# [SET EXERCISE]
All of the material below is to be restated word for word, apart from the pictures.

# [PROVIDED ENTRIES]
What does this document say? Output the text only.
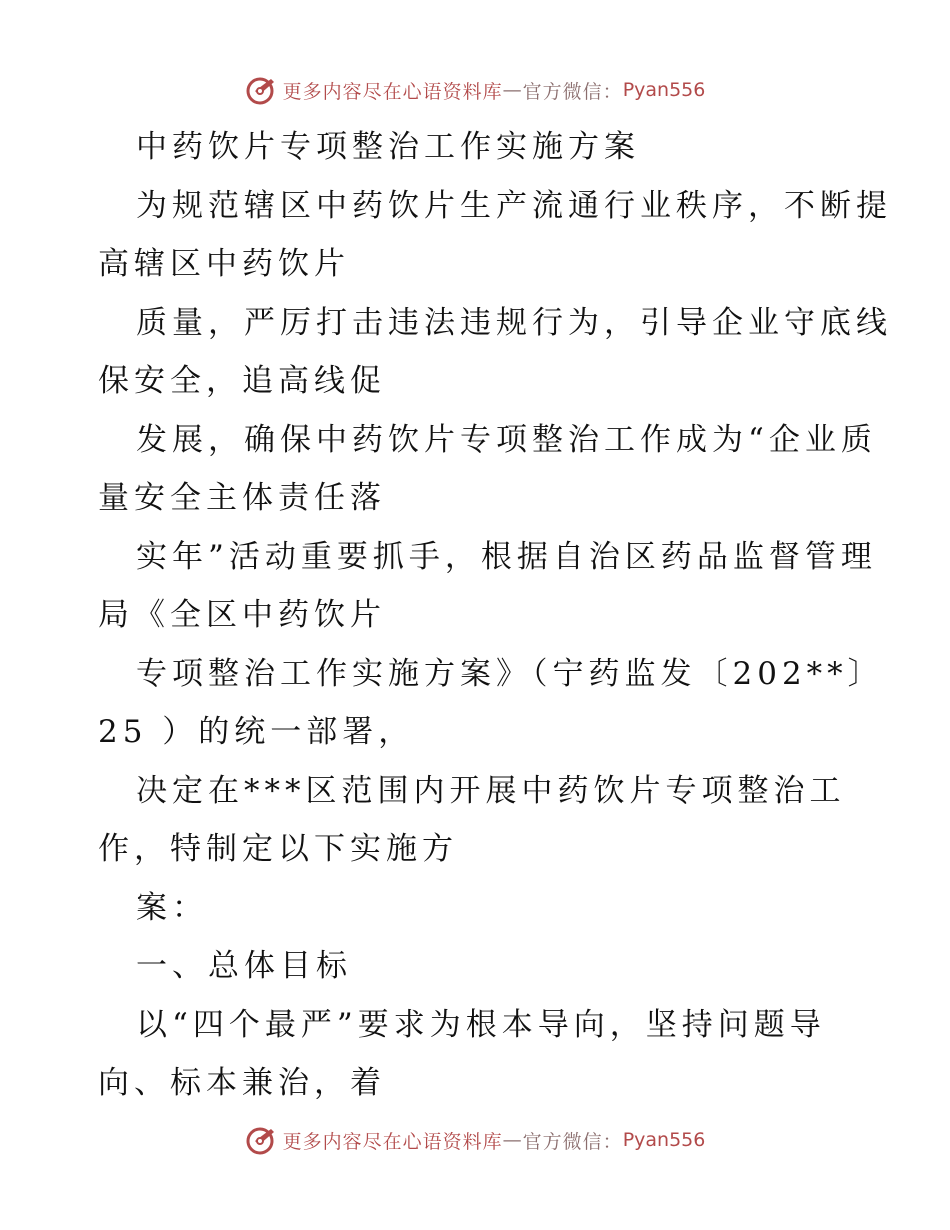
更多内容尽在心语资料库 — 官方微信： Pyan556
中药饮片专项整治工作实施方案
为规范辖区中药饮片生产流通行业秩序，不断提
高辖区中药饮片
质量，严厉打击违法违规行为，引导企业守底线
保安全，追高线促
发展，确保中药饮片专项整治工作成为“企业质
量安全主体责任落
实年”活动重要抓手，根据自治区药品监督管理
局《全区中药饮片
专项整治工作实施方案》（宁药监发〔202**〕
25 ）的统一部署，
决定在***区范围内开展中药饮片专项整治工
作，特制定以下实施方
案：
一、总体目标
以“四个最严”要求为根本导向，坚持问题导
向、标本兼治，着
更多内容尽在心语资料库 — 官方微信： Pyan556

# [REPLY TO THE EXERCISE]
What does this document say? Output the text only.
更多内容尽在心语资料库 — 官方微信： Pyan556
中药饮片专项整治工作实施方案
为规范辖区中药饮片生产流通行业秩序，不断提
高辖区中药饮片
质量，严厉打击违法违规行为，引导企业守底线
保安全，追高线促
发展，确保中药饮片专项整治工作成为“企业质
量安全主体责任落
实年”活动重要抓手，根据自治区药品监督管理
局《全区中药饮片
专项整治工作实施方案》（宁药监发〔202**〕
25 ）的统一部署，
决定在***区范围内开展中药饮片专项整治工
作，特制定以下实施方
案：
一、总体目标
以“四个最严”要求为根本导向，坚持问题导
向、标本兼治，着
更多内容尽在心语资料库 — 官方微信： Pyan556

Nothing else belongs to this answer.